• WHAT THE TASK ASKS: Filter the entries, keeping every line with the word "this".
** Start RECORDS FOR THE TASK **
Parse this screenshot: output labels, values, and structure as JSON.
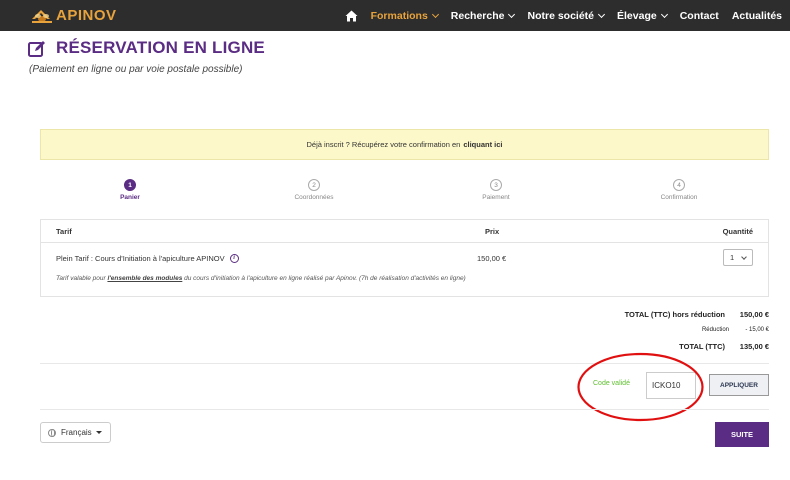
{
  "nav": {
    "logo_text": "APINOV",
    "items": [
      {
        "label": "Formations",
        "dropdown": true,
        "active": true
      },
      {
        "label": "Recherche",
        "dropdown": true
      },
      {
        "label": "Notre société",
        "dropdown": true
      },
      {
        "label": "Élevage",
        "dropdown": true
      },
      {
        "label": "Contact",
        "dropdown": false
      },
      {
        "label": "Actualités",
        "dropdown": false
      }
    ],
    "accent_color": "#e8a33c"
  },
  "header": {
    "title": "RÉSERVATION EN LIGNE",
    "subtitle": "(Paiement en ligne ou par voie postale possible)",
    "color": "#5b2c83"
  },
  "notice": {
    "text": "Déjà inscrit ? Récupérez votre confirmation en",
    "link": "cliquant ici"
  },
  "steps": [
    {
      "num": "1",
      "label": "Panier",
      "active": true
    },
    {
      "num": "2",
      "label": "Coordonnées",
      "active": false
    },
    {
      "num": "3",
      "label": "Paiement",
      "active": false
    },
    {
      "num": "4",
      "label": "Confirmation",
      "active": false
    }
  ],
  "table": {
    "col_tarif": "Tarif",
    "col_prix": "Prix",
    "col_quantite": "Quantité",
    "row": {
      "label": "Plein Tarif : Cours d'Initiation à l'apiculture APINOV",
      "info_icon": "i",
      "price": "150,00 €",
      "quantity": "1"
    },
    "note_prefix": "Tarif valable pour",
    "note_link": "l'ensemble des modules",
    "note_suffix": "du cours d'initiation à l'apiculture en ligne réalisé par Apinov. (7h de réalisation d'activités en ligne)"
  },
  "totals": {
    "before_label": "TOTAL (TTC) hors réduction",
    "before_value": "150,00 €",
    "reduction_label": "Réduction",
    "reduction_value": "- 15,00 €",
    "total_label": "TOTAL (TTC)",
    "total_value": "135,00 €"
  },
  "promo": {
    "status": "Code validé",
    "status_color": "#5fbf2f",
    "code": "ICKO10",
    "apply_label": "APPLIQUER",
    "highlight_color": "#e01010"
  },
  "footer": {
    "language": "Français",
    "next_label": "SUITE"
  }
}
** End RECORDS FOR THE TASK **
** Start RECORDS FOR THE TASK **
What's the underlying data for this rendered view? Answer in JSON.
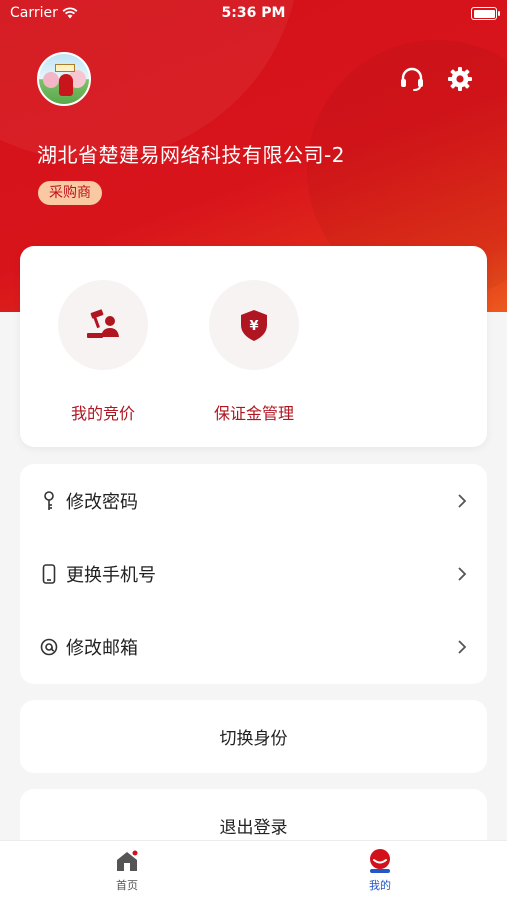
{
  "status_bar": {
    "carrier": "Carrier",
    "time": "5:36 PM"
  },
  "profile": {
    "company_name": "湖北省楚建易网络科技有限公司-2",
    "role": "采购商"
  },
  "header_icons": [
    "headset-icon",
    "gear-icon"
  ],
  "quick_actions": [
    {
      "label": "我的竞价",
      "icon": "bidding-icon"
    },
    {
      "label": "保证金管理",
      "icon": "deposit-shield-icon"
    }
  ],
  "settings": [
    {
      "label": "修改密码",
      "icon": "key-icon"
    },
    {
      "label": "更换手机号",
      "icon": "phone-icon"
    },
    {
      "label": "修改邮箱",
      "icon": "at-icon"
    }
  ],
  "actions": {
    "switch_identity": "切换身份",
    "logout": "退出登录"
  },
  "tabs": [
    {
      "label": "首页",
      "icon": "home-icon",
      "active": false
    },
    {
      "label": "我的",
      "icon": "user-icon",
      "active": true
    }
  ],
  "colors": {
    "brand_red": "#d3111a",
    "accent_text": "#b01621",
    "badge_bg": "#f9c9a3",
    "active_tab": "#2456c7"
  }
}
** End RECORDS FOR THE TASK **
** Start RECORDS FOR THE TASK **
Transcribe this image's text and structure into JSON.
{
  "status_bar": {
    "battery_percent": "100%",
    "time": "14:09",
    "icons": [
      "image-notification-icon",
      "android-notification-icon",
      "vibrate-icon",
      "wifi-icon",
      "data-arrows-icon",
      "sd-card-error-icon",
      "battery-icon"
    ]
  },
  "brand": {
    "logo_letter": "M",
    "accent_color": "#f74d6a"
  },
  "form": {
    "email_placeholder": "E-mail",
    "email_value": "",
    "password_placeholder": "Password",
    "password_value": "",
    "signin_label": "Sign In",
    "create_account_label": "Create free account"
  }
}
** End RECORDS FOR THE TASK **
• SOLUTION:
Parse this screenshot: output labels, values, and structure as JSON.
What's the underlying data for this rendered view? Answer in JSON.
Transcribe this image's text and structure into JSON.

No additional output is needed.